● WHAT THE EXERCISE ASKS
Produce an exact transcription of the listing below, omitting the pictures.

● DATA FOR THE TASK
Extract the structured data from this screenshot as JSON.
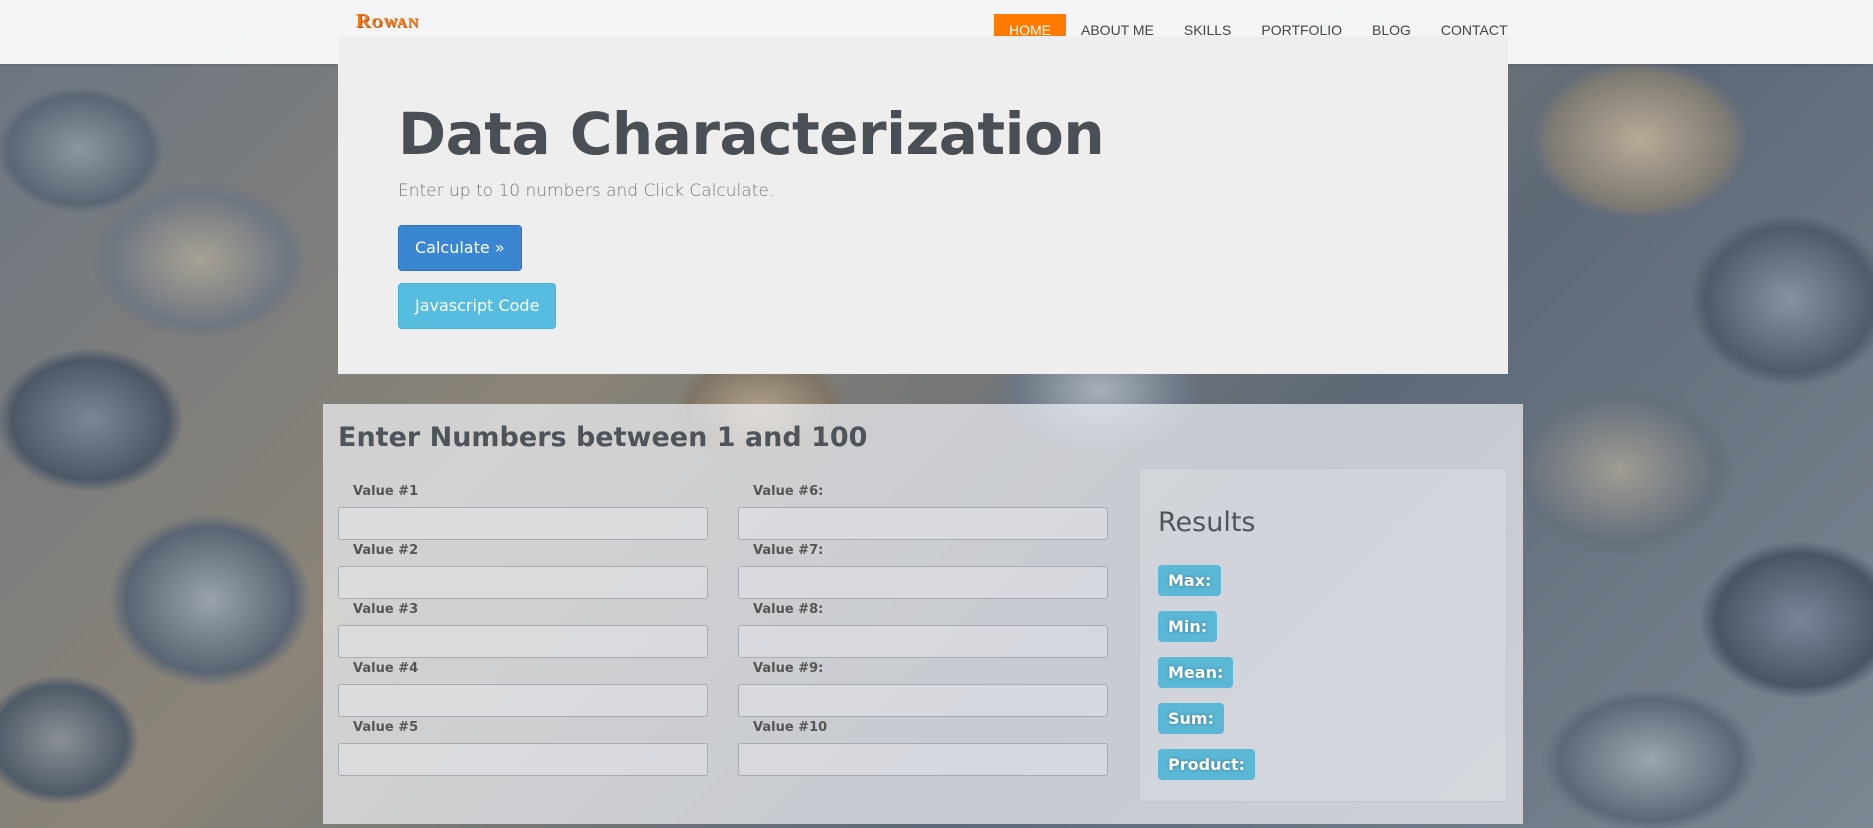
{
  "header": {
    "logo": "Rowan",
    "nav": [
      {
        "label": "HOME",
        "active": true
      },
      {
        "label": "ABOUT ME",
        "active": false
      },
      {
        "label": "SKILLS",
        "active": false
      },
      {
        "label": "PORTFOLIO",
        "active": false
      },
      {
        "label": "BLOG",
        "active": false
      },
      {
        "label": "CONTACT",
        "active": false
      }
    ],
    "active_color": "#ff7a00"
  },
  "jumbotron": {
    "title": "Data Characterization",
    "lead": "Enter up to 10 numbers and Click Calculate.",
    "calculate_button": "Calculate »",
    "js_button": "Javascript Code"
  },
  "form": {
    "heading": "Enter Numbers between 1 and 100",
    "fields": [
      {
        "label": "Value #1",
        "value": ""
      },
      {
        "label": "Value #2",
        "value": ""
      },
      {
        "label": "Value #3",
        "value": ""
      },
      {
        "label": "Value #4",
        "value": ""
      },
      {
        "label": "Value #5",
        "value": ""
      },
      {
        "label": "Value #6:",
        "value": ""
      },
      {
        "label": "Value #7:",
        "value": ""
      },
      {
        "label": "Value #8:",
        "value": ""
      },
      {
        "label": "Value #9:",
        "value": ""
      },
      {
        "label": "Value #10",
        "value": ""
      }
    ]
  },
  "results": {
    "heading": "Results",
    "badges": [
      "Max:",
      "Min:",
      "Mean:",
      "Sum:",
      "Product:"
    ],
    "badge_color": "#5ab8d6"
  },
  "colors": {
    "primary_button": "#3b86d1",
    "info_button": "#56bde0"
  }
}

● TASK RESULT
Extract the structured data from this screenshot as JSON.
{
  "header": {
    "logo": "Rowan",
    "nav": [
      {
        "label": "HOME",
        "active": true
      },
      {
        "label": "ABOUT ME",
        "active": false
      },
      {
        "label": "SKILLS",
        "active": false
      },
      {
        "label": "PORTFOLIO",
        "active": false
      },
      {
        "label": "BLOG",
        "active": false
      },
      {
        "label": "CONTACT",
        "active": false
      }
    ],
    "active_color": "#ff7a00"
  },
  "jumbotron": {
    "title": "Data Characterization",
    "lead": "Enter up to 10 numbers and Click Calculate.",
    "calculate_button": "Calculate »",
    "js_button": "Javascript Code"
  },
  "form": {
    "heading": "Enter Numbers between 1 and 100",
    "fields": [
      {
        "label": "Value #1",
        "value": ""
      },
      {
        "label": "Value #2",
        "value": ""
      },
      {
        "label": "Value #3",
        "value": ""
      },
      {
        "label": "Value #4",
        "value": ""
      },
      {
        "label": "Value #5",
        "value": ""
      },
      {
        "label": "Value #6:",
        "value": ""
      },
      {
        "label": "Value #7:",
        "value": ""
      },
      {
        "label": "Value #8:",
        "value": ""
      },
      {
        "label": "Value #9:",
        "value": ""
      },
      {
        "label": "Value #10",
        "value": ""
      }
    ]
  },
  "results": {
    "heading": "Results",
    "badges": [
      "Max:",
      "Min:",
      "Mean:",
      "Sum:",
      "Product:"
    ],
    "badge_color": "#5ab8d6"
  },
  "colors": {
    "primary_button": "#3b86d1",
    "info_button": "#56bde0"
  }
}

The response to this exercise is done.